§ Data lines
## begin

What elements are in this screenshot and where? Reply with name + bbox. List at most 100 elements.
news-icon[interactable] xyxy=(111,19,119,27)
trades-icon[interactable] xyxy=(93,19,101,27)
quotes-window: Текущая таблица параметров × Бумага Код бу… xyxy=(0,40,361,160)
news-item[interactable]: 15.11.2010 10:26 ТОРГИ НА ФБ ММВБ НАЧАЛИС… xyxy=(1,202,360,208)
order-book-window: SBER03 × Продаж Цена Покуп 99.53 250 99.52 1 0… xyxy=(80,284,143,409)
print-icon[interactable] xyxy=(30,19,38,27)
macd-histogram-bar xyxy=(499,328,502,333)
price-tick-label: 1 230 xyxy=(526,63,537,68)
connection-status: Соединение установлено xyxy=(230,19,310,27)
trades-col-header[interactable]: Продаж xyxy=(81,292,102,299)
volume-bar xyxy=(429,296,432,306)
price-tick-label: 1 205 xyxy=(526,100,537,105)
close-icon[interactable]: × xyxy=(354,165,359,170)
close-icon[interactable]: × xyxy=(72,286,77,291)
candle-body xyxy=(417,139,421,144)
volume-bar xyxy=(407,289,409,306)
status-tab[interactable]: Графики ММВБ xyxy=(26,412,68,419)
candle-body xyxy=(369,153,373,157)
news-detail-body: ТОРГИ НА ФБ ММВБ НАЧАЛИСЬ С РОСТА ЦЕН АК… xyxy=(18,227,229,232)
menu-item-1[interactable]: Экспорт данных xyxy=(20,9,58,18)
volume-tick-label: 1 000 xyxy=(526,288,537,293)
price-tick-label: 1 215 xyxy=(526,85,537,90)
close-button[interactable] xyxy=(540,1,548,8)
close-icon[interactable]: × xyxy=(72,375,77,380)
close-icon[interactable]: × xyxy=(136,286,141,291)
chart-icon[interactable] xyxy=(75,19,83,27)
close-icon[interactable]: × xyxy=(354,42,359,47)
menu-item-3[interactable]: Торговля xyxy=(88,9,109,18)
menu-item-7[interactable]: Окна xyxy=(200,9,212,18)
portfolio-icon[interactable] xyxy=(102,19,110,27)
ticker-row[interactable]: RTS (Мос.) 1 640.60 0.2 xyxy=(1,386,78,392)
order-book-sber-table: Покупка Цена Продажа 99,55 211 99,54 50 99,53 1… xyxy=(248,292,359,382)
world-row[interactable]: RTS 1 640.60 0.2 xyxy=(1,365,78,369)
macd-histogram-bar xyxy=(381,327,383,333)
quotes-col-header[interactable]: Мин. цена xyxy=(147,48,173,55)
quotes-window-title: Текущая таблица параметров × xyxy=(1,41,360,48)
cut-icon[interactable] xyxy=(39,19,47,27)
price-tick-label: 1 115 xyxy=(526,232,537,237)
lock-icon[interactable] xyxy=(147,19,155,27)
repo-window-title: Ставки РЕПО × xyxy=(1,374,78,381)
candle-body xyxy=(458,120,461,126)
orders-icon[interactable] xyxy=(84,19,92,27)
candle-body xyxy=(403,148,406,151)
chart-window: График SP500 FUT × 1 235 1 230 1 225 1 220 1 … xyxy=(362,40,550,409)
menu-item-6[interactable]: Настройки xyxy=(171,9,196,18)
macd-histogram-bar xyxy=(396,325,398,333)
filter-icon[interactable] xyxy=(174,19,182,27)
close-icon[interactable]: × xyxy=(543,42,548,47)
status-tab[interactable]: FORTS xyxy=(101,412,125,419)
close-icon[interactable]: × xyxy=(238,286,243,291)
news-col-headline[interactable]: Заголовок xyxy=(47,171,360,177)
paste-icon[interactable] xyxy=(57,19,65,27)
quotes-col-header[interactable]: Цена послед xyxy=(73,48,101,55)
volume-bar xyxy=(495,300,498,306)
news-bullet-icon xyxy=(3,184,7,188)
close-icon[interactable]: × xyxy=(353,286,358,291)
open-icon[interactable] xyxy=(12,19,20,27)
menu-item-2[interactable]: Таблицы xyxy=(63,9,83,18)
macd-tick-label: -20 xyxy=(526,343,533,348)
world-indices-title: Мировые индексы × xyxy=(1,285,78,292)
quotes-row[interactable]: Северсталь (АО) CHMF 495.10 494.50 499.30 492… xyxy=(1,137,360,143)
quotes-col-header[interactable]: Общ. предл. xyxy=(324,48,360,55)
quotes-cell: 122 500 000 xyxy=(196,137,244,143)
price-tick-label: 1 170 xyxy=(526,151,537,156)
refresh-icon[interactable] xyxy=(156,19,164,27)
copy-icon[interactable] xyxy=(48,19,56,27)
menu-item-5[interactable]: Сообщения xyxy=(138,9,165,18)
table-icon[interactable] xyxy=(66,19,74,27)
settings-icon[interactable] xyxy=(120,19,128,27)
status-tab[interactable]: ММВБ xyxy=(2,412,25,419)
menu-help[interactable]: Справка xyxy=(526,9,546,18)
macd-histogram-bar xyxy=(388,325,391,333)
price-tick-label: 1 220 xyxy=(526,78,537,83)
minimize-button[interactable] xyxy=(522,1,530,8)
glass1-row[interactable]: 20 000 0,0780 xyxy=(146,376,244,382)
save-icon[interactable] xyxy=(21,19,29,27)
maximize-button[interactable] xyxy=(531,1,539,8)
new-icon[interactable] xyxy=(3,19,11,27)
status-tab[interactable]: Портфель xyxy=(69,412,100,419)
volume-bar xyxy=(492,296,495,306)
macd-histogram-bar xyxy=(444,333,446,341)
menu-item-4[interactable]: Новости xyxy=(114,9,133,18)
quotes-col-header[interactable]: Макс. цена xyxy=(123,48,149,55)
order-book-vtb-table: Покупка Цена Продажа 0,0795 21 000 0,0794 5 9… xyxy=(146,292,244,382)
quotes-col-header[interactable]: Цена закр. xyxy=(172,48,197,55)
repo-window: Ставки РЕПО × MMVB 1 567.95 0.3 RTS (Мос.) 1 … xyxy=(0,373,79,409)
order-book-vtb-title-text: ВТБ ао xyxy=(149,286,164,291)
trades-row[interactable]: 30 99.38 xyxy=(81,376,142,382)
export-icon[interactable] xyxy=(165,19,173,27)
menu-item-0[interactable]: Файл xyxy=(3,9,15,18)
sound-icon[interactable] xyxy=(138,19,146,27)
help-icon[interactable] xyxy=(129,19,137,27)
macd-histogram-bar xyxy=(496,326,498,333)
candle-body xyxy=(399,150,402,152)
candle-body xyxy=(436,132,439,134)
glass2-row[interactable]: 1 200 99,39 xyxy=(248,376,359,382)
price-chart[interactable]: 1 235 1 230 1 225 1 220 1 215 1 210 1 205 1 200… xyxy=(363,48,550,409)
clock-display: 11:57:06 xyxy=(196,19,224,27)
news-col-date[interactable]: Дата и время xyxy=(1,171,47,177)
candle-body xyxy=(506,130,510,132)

## end

§ Required task
Copy all of the items above, word for word and line for line.

§ Expected answer
What elements are in this screenshot and where? Reply with name + bbox. List at most 100 elements.
news-icon[interactable] xyxy=(111,19,119,27)
trades-icon[interactable] xyxy=(93,19,101,27)
quotes-window: Текущая таблица параметров × Бумага Код бу… xyxy=(0,40,361,160)
news-item[interactable]: 15.11.2010 10:26 ТОРГИ НА ФБ ММВБ НАЧАЛИС… xyxy=(1,202,360,208)
order-book-window: SBER03 × Продаж Цена Покуп 99.53 250 99.52 1 0… xyxy=(80,284,143,409)
print-icon[interactable] xyxy=(30,19,38,27)
macd-histogram-bar xyxy=(499,328,502,333)
price-tick-label: 1 230 xyxy=(526,63,537,68)
connection-status: Соединение установлено xyxy=(230,19,310,27)
trades-col-header[interactable]: Продаж xyxy=(81,292,102,299)
volume-bar xyxy=(429,296,432,306)
price-tick-label: 1 205 xyxy=(526,100,537,105)
close-icon[interactable]: × xyxy=(354,165,359,170)
close-icon[interactable]: × xyxy=(72,286,77,291)
candle-body xyxy=(417,139,421,144)
volume-bar xyxy=(407,289,409,306)
status-tab[interactable]: Графики ММВБ xyxy=(26,412,68,419)
candle-body xyxy=(369,153,373,157)
news-detail-body: ТОРГИ НА ФБ ММВБ НАЧАЛИСЬ С РОСТА ЦЕН АК… xyxy=(18,227,229,232)
menu-item-1[interactable]: Экспорт данных xyxy=(20,9,58,18)
volume-tick-label: 1 000 xyxy=(526,288,537,293)
price-tick-label: 1 215 xyxy=(526,85,537,90)
close-button[interactable] xyxy=(540,1,548,8)
close-icon[interactable]: × xyxy=(72,375,77,380)
close-icon[interactable]: × xyxy=(136,286,141,291)
chart-icon[interactable] xyxy=(75,19,83,27)
close-icon[interactable]: × xyxy=(354,42,359,47)
menu-item-3[interactable]: Торговля xyxy=(88,9,109,18)
menu-item-7[interactable]: Окна xyxy=(200,9,212,18)
portfolio-icon[interactable] xyxy=(102,19,110,27)
ticker-row[interactable]: RTS (Мос.) 1 640.60 0.2 xyxy=(1,386,78,392)
order-book-sber-table: Покупка Цена Продажа 99,55 211 99,54 50 99,53 1… xyxy=(248,292,359,382)
world-row[interactable]: RTS 1 640.60 0.2 xyxy=(1,365,78,369)
macd-histogram-bar xyxy=(381,327,383,333)
quotes-col-header[interactable]: Мин. цена xyxy=(147,48,173,55)
quotes-window-title: Текущая таблица параметров × xyxy=(1,41,360,48)
cut-icon[interactable] xyxy=(39,19,47,27)
price-tick-label: 1 115 xyxy=(526,232,537,237)
lock-icon[interactable] xyxy=(147,19,155,27)
repo-window-title: Ставки РЕПО × xyxy=(1,374,78,381)
candle-body xyxy=(458,120,461,126)
orders-icon[interactable] xyxy=(84,19,92,27)
candle-body xyxy=(403,148,406,151)
chart-window: График SP500 FUT × 1 235 1 230 1 225 1 220 1 … xyxy=(362,40,550,409)
menu-item-6[interactable]: Настройки xyxy=(171,9,196,18)
macd-histogram-bar xyxy=(396,325,398,333)
filter-icon[interactable] xyxy=(174,19,182,27)
close-icon[interactable]: × xyxy=(543,42,548,47)
status-tab[interactable]: FORTS xyxy=(101,412,125,419)
close-icon[interactable]: × xyxy=(238,286,243,291)
news-col-headline[interactable]: Заголовок xyxy=(47,171,360,177)
paste-icon[interactable] xyxy=(57,19,65,27)
quotes-col-header[interactable]: Цена послед xyxy=(73,48,101,55)
volume-bar xyxy=(495,300,498,306)
news-bullet-icon xyxy=(3,184,7,188)
close-icon[interactable]: × xyxy=(353,286,358,291)
open-icon[interactable] xyxy=(12,19,20,27)
menu-item-2[interactable]: Таблицы xyxy=(63,9,83,18)
macd-tick-label: -20 xyxy=(526,343,533,348)
world-indices-title: Мировые индексы × xyxy=(1,285,78,292)
quotes-row[interactable]: Северсталь (АО) CHMF 495.10 494.50 499.30 492… xyxy=(1,137,360,143)
quotes-col-header[interactable]: Общ. предл. xyxy=(324,48,360,55)
quotes-cell: 122 500 000 xyxy=(196,137,244,143)
price-tick-label: 1 170 xyxy=(526,151,537,156)
refresh-icon[interactable] xyxy=(156,19,164,27)
copy-icon[interactable] xyxy=(48,19,56,27)
menu-item-5[interactable]: Сообщения xyxy=(138,9,165,18)
table-icon[interactable] xyxy=(66,19,74,27)
settings-icon[interactable] xyxy=(120,19,128,27)
status-tab[interactable]: ММВБ xyxy=(2,412,25,419)
menu-help[interactable]: Справка xyxy=(526,9,546,18)
macd-histogram-bar xyxy=(388,325,391,333)
price-tick-label: 1 220 xyxy=(526,78,537,83)
minimize-button[interactable] xyxy=(522,1,530,8)
glass1-row[interactable]: 20 000 0,0780 xyxy=(146,376,244,382)
save-icon[interactable] xyxy=(21,19,29,27)
maximize-button[interactable] xyxy=(531,1,539,8)
new-icon[interactable] xyxy=(3,19,11,27)
status-tab[interactable]: Портфель xyxy=(69,412,100,419)
volume-bar xyxy=(492,296,495,306)
macd-histogram-bar xyxy=(444,333,446,341)
menu-item-4[interactable]: Новости xyxy=(114,9,133,18)
quotes-col-header[interactable]: Макс. цена xyxy=(123,48,149,55)
order-book-vtb-table: Покупка Цена Продажа 0,0795 21 000 0,0794 5 9… xyxy=(146,292,244,382)
quotes-col-header[interactable]: Цена закр. xyxy=(172,48,197,55)
repo-window: Ставки РЕПО × MMVB 1 567.95 0.3 RTS (Мос.) 1 … xyxy=(0,373,79,409)
order-book-vtb-title-text: ВТБ ао xyxy=(149,286,164,291)
trades-row[interactable]: 30 99.38 xyxy=(81,376,142,382)
export-icon[interactable] xyxy=(165,19,173,27)
menu-item-0[interactable]: Файл xyxy=(3,9,15,18)
sound-icon[interactable] xyxy=(138,19,146,27)
help-icon[interactable] xyxy=(129,19,137,27)
macd-histogram-bar xyxy=(496,326,498,333)
candle-body xyxy=(399,150,402,152)
candle-body xyxy=(436,132,439,134)
glass2-row[interactable]: 1 200 99,39 xyxy=(248,376,359,382)
price-chart[interactable]: 1 235 1 230 1 225 1 220 1 215 1 210 1 205 1 200… xyxy=(363,48,550,409)
clock-display: 11:57:06 xyxy=(196,19,224,27)
news-col-date[interactable]: Дата и время xyxy=(1,171,47,177)
candle-body xyxy=(506,130,510,132)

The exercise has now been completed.